THE TASK -> Output each entry exactly; skip nothing.

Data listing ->
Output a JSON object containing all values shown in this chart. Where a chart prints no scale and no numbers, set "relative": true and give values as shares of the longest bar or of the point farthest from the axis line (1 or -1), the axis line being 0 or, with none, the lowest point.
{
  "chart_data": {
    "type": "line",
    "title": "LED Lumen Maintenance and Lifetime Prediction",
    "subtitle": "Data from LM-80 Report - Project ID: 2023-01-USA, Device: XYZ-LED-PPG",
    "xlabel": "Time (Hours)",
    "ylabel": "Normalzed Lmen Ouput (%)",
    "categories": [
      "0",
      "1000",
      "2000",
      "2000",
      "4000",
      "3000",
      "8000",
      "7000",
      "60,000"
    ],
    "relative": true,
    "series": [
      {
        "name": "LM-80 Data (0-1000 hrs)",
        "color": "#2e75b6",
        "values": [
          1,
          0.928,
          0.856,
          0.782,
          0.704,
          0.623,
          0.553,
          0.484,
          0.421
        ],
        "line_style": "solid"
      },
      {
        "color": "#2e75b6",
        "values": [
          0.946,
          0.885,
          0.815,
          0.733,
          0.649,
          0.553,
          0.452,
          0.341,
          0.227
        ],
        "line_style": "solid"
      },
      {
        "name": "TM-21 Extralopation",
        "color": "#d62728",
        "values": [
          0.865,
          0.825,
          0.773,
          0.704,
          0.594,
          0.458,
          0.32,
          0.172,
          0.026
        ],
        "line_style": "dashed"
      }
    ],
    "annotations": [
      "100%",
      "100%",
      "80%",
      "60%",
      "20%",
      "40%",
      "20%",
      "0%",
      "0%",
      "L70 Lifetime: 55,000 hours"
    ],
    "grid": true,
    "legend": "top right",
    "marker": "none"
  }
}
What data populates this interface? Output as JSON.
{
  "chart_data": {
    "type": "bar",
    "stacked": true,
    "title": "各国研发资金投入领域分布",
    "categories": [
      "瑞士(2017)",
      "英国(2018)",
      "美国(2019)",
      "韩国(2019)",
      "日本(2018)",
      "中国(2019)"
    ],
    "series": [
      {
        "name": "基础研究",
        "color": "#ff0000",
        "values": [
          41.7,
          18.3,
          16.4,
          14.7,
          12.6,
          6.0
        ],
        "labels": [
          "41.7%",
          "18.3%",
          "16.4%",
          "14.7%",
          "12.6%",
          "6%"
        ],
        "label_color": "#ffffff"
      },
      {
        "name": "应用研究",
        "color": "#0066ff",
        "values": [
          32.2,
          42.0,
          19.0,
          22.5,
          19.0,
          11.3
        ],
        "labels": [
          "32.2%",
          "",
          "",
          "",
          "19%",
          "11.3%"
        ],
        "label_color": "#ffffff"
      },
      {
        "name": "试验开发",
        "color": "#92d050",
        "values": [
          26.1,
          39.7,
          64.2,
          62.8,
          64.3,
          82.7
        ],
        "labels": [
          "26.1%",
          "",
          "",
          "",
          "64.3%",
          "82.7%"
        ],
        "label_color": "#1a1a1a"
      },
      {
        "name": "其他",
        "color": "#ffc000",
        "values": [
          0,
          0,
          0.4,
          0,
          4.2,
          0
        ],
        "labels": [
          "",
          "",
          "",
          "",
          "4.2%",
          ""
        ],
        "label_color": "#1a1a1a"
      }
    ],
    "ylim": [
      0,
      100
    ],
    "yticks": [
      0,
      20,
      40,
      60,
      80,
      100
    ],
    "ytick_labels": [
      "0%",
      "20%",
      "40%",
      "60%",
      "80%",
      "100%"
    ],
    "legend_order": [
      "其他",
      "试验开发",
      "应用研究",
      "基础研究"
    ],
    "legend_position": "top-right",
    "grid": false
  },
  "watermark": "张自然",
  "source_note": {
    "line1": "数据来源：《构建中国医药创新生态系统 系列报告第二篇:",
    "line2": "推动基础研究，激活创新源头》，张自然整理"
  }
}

OUTPUT FOR THIS EXERCISE ->
Output a JSON object containing all values shown in this chart. Where a chart prints no scale and no numbers, set "relative": true and give values as shares of the longest bar or of the point farthest from the axis line (1 or -1), the axis line being 0 or, with none, the lowest point.
{
  "chart_data": {
    "type": "line",
    "title": "LED Lumen Maintenance and Lifetime Prediction",
    "subtitle": "Data from LM-80 Report - Project ID: 2023-01-USA, Device: XYZ-LED-PPG",
    "xlabel": "Time (Hours)",
    "ylabel": "Normalzed Lmen Ouput (%)",
    "categories": [
      "0",
      "1000",
      "2000",
      "2000",
      "4000",
      "3000",
      "8000",
      "7000",
      "60,000"
    ],
    "relative": true,
    "series": [
      {
        "name": "LM-80 Data (0-1000 hrs)",
        "color": "#2e75b6",
        "values": [
          1,
          0.928,
          0.856,
          0.782,
          0.704,
          0.623,
          0.553,
          0.484,
          0.421
        ],
        "line_style": "solid"
      },
      {
        "color": "#2e75b6",
        "values": [
          0.946,
          0.885,
          0.815,
          0.733,
          0.649,
          0.553,
          0.452,
          0.341,
          0.227
        ],
        "line_style": "solid"
      },
      {
        "name": "TM-21 Extralopation",
        "color": "#d62728",
        "values": [
          0.865,
          0.825,
          0.773,
          0.704,
          0.594,
          0.458,
          0.32,
          0.172,
          0.026
        ],
        "line_style": "dashed"
      }
    ],
    "annotations": [
      "100%",
      "100%",
      "80%",
      "60%",
      "20%",
      "40%",
      "20%",
      "0%",
      "0%",
      "L70 Lifetime: 55,000 hours"
    ],
    "grid": true,
    "legend": "top right",
    "marker": "none"
  }
}
What data populates this interface? Output as JSON.
{
  "chart_data": {
    "type": "bar",
    "stacked": true,
    "title": "各国研发资金投入领域分布",
    "categories": [
      "瑞士(2017)",
      "英国(2018)",
      "美国(2019)",
      "韩国(2019)",
      "日本(2018)",
      "中国(2019)"
    ],
    "series": [
      {
        "name": "基础研究",
        "color": "#ff0000",
        "values": [
          41.7,
          18.3,
          16.4,
          14.7,
          12.6,
          6.0
        ],
        "labels": [
          "41.7%",
          "18.3%",
          "16.4%",
          "14.7%",
          "12.6%",
          "6%"
        ],
        "label_color": "#ffffff"
      },
      {
        "name": "应用研究",
        "color": "#0066ff",
        "values": [
          32.2,
          42.0,
          19.0,
          22.5,
          19.0,
          11.3
        ],
        "labels": [
          "32.2%",
          "",
          "",
          "",
          "19%",
          "11.3%"
        ],
        "label_color": "#ffffff"
      },
      {
        "name": "试验开发",
        "color": "#92d050",
        "values": [
          26.1,
          39.7,
          64.2,
          62.8,
          64.3,
          82.7
        ],
        "labels": [
          "26.1%",
          "",
          "",
          "",
          "64.3%",
          "82.7%"
        ],
        "label_color": "#1a1a1a"
      },
      {
        "name": "其他",
        "color": "#ffc000",
        "values": [
          0,
          0,
          0.4,
          0,
          4.2,
          0
        ],
        "labels": [
          "",
          "",
          "",
          "",
          "4.2%",
          ""
        ],
        "label_color": "#1a1a1a"
      }
    ],
    "ylim": [
      0,
      100
    ],
    "yticks": [
      0,
      20,
      40,
      60,
      80,
      100
    ],
    "ytick_labels": [
      "0%",
      "20%",
      "40%",
      "60%",
      "80%",
      "100%"
    ],
    "legend_order": [
      "其他",
      "试验开发",
      "应用研究",
      "基础研究"
    ],
    "legend_position": "top-right",
    "grid": false
  },
  "watermark": "张自然",
  "source_note": {
    "line1": "数据来源：《构建中国医药创新生态系统 系列报告第二篇:",
    "line2": "推动基础研究，激活创新源头》，张自然整理"
  }
}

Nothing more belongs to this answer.